Start of DATA ENTRIES

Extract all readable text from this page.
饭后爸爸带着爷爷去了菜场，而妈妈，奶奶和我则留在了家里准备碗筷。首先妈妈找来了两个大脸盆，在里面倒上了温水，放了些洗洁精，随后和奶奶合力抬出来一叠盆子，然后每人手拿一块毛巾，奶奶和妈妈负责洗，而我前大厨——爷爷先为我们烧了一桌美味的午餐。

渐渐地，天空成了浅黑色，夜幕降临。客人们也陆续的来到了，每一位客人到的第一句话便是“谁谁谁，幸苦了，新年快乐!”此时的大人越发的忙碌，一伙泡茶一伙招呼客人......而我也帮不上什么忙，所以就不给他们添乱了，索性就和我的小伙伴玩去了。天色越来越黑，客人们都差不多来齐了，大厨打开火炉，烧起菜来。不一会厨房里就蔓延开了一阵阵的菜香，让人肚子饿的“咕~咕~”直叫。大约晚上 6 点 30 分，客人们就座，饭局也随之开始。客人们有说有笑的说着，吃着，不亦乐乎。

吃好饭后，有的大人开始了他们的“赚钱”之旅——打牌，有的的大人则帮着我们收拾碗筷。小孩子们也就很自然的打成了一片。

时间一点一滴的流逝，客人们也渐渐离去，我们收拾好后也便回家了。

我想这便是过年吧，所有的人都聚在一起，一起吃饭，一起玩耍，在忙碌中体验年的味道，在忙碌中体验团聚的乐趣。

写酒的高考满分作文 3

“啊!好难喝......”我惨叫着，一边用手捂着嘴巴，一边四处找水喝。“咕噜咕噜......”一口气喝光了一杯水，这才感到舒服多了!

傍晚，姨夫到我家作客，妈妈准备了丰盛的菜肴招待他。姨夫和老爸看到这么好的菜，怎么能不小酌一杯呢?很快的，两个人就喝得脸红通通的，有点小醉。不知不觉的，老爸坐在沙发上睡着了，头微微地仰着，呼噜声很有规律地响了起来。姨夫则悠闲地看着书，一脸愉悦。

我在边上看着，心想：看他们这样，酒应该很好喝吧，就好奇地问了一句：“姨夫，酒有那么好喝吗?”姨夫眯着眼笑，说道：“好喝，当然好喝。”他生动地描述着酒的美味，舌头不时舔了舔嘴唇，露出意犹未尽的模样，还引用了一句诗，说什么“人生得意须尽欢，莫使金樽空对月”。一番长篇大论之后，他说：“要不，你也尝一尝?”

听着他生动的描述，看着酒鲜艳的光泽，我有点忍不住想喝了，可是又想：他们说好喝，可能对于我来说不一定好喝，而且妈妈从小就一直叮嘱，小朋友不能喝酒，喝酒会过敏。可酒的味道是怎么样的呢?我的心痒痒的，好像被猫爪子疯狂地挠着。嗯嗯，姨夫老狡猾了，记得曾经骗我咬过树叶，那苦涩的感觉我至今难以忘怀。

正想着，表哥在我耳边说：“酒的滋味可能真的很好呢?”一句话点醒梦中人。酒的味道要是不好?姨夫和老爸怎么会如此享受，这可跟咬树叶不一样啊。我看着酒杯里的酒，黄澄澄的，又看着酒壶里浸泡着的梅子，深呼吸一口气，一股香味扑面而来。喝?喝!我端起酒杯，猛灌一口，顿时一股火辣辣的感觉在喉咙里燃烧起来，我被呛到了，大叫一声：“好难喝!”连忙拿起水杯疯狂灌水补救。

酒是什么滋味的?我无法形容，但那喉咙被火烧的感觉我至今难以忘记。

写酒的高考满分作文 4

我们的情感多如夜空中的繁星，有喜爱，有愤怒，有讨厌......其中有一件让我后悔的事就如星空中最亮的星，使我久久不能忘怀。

End of DATA ENTRIES

THE EXERCISE
Copy the records above exactly as they appear.

WRITTEN RESPONSE
Extract all readable text from this page.
饭后爸爸带着爷爷去了菜场，而妈妈，奶奶和我则留在了家里准备碗筷。首先妈妈找来了两个大脸盆，在里面倒上了温水，放了些洗洁精，随后和奶奶合力抬出来一叠盆子，然后每人手拿一块毛巾，奶奶和妈妈负责洗，而我前大厨——爷爷先为我们烧了一桌美味的午餐。

渐渐地，天空成了浅黑色，夜幕降临。客人们也陆续的来到了，每一位客人到的第一句话便是“谁谁谁，幸苦了，新年快乐!”此时的大人越发的忙碌，一伙泡茶一伙招呼客人......而我也帮不上什么忙，所以就不给他们添乱了，索性就和我的小伙伴玩去了。天色越来越黑，客人们都差不多来齐了，大厨打开火炉，烧起菜来。不一会厨房里就蔓延开了一阵阵的菜香，让人肚子饿的“咕~咕~”直叫。大约晚上 6 点 30 分，客人们就座，饭局也随之开始。客人们有说有笑的说着，吃着，不亦乐乎。

吃好饭后，有的大人开始了他们的“赚钱”之旅——打牌，有的的大人则帮着我们收拾碗筷。小孩子们也就很自然的打成了一片。

时间一点一滴的流逝，客人们也渐渐离去，我们收拾好后也便回家了。

我想这便是过年吧，所有的人都聚在一起，一起吃饭，一起玩耍，在忙碌中体验年的味道，在忙碌中体验团聚的乐趣。

写酒的高考满分作文 3

“啊!好难喝......”我惨叫着，一边用手捂着嘴巴，一边四处找水喝。“咕噜咕噜......”一口气喝光了一杯水，这才感到舒服多了!

傍晚，姨夫到我家作客，妈妈准备了丰盛的菜肴招待他。姨夫和老爸看到这么好的菜，怎么能不小酌一杯呢?很快的，两个人就喝得脸红通通的，有点小醉。不知不觉的，老爸坐在沙发上睡着了，头微微地仰着，呼噜声很有规律地响了起来。姨夫则悠闲地看着书，一脸愉悦。

我在边上看着，心想：看他们这样，酒应该很好喝吧，就好奇地问了一句：“姨夫，酒有那么好喝吗?”姨夫眯着眼笑，说道：“好喝，当然好喝。”他生动地描述着酒的美味，舌头不时舔了舔嘴唇，露出意犹未尽的模样，还引用了一句诗，说什么“人生得意须尽欢，莫使金樽空对月”。一番长篇大论之后，他说：“要不，你也尝一尝?”

听着他生动的描述，看着酒鲜艳的光泽，我有点忍不住想喝了，可是又想：他们说好喝，可能对于我来说不一定好喝，而且妈妈从小就一直叮嘱，小朋友不能喝酒，喝酒会过敏。可酒的味道是怎么样的呢?我的心痒痒的，好像被猫爪子疯狂地挠着。嗯嗯，姨夫老狡猾了，记得曾经骗我咬过树叶，那苦涩的感觉我至今难以忘怀。

正想着，表哥在我耳边说：“酒的滋味可能真的很好呢?”一句话点醒梦中人。酒的味道要是不好?姨夫和老爸怎么会如此享受，这可跟咬树叶不一样啊。我看着酒杯里的酒，黄澄澄的，又看着酒壶里浸泡着的梅子，深呼吸一口气，一股香味扑面而来。喝?喝!我端起酒杯，猛灌一口，顿时一股火辣辣的感觉在喉咙里燃烧起来，我被呛到了，大叫一声：“好难喝!”连忙拿起水杯疯狂灌水补救。

酒是什么滋味的?我无法形容，但那喉咙被火烧的感觉我至今难以忘记。

写酒的高考满分作文 4

我们的情感多如夜空中的繁星，有喜爱，有愤怒，有讨厌......其中有一件让我后悔的事就如星空中最亮的星，使我久久不能忘怀。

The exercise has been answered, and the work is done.